* [YOUR TASK]:
Below are some records. Pull every line that contains the word "this".
-- Begin --
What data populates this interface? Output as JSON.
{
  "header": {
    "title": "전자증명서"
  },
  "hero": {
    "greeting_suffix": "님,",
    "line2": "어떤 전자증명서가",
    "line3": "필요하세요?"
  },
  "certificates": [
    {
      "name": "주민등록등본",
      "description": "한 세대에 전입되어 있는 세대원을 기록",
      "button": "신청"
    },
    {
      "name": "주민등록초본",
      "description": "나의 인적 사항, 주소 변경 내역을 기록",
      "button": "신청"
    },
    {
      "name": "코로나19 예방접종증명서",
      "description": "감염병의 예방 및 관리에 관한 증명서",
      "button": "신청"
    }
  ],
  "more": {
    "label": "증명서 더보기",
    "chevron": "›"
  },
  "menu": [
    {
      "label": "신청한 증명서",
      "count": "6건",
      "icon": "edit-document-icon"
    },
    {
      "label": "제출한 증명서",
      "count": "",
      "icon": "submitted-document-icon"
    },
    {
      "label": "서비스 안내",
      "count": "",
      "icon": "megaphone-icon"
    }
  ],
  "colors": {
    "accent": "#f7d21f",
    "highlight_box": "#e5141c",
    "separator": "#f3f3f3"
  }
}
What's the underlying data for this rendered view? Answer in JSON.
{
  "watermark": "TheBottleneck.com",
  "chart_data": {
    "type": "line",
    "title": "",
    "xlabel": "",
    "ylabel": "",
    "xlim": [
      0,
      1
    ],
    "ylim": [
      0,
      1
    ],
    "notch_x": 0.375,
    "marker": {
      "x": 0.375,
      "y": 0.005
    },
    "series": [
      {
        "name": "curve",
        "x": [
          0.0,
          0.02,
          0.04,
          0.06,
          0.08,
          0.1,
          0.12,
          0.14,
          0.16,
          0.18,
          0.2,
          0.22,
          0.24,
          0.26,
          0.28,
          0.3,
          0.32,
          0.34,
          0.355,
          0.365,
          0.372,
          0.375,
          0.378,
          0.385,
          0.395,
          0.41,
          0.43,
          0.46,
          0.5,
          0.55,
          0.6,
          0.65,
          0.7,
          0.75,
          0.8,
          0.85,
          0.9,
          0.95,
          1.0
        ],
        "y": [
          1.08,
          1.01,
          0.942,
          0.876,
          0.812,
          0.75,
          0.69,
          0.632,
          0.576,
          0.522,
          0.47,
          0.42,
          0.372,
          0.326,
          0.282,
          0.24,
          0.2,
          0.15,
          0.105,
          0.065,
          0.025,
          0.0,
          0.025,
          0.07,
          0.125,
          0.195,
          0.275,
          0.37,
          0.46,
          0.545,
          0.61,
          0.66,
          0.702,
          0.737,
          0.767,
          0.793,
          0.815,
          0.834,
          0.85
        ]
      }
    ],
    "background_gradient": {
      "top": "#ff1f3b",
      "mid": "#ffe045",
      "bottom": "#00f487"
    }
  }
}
-- End --
* [EXERCISE SOLUTION]:
What data populates this interface? Output as JSON.
What's the underlying data for this rendered view? Answer in JSON.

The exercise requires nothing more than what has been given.